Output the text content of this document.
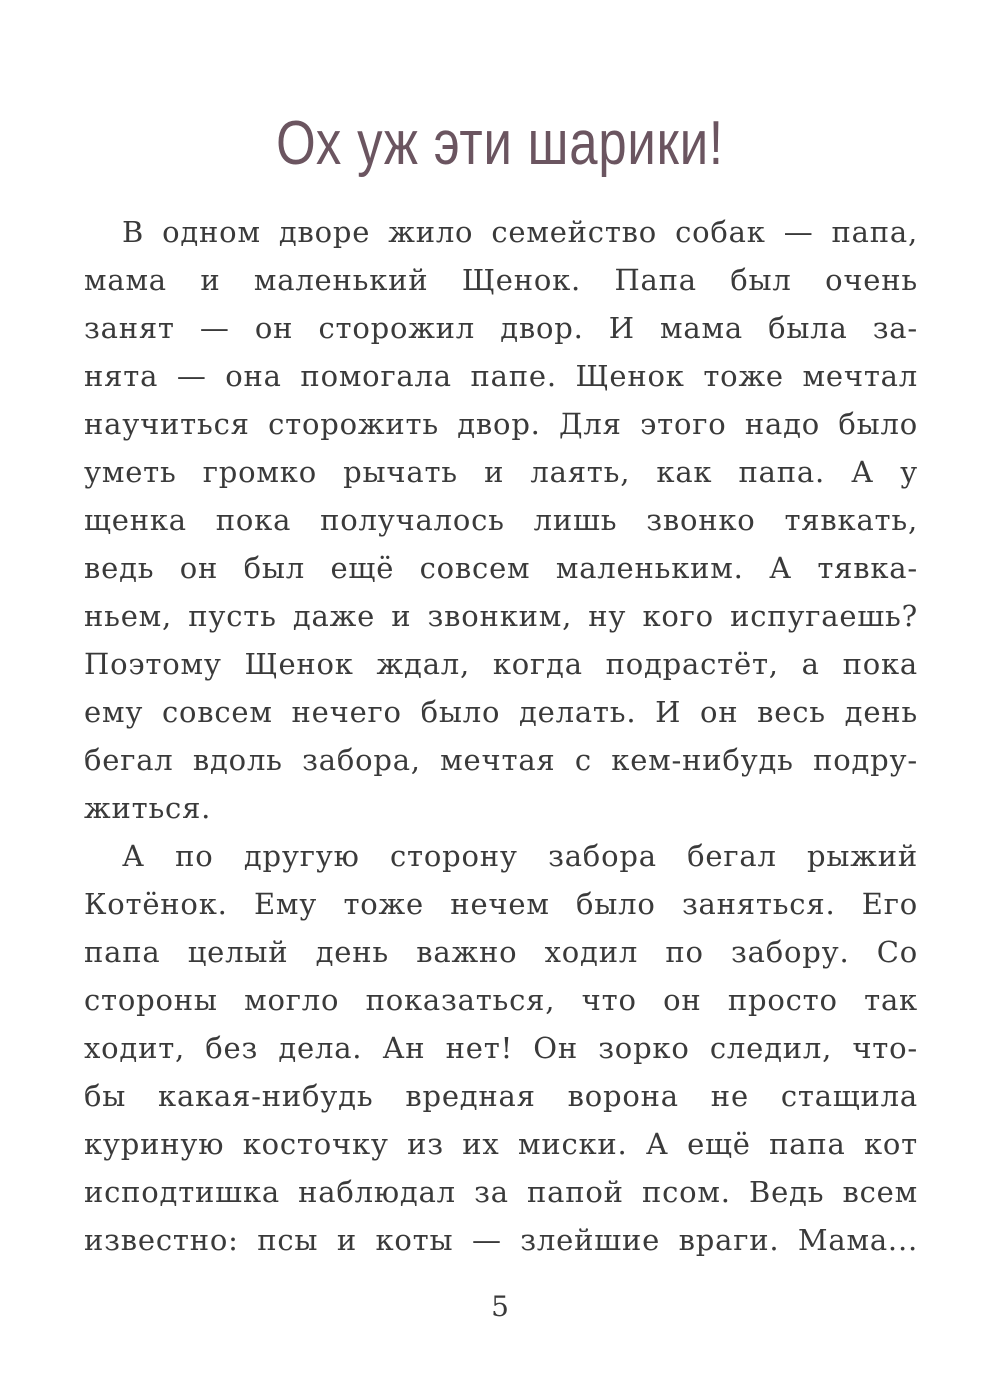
Ох уж эти шарики!
В одном дворе жило семейство собак — папа,
мама и маленький Щенок. Папа был очень
занят — он сторожил двор. И мама была за-
нята — она помогала папе. Щенок тоже мечтал
научиться сторожить двор. Для этого надо было
уметь громко рычать и лаять, как папа. А у
щенка пока получалось лишь звонко тявкать,
ведь он был ещё совсем маленьким. А тявка-
ньем, пусть даже и звонким, ну кого испугаешь?
Поэтому Щенок ждал, когда подрастёт, а пока
ему совсем нечего было делать. И он весь день
бегал вдоль забора, мечтая с кем-нибудь подру-
житься.
А по другую сторону забора бегал рыжий
Котёнок. Ему тоже нечем было заняться. Его
папа целый день важно ходил по забору. Со
стороны могло показаться, что он просто так
ходит, без дела. Ан нет! Он зорко следил, что-
бы какая-нибудь вредная ворона не стащила
куриную косточку из их миски. А ещё папа кот
исподтишка наблюдал за папой псом. Ведь всем
известно: псы и коты — злейшие враги. Мама...
5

Task directions: Which lines above contain the word "день"? Copy each of them.

The reply:
ему совсем нечего было делать. И он весь день
папа целый день важно ходил по забору. Со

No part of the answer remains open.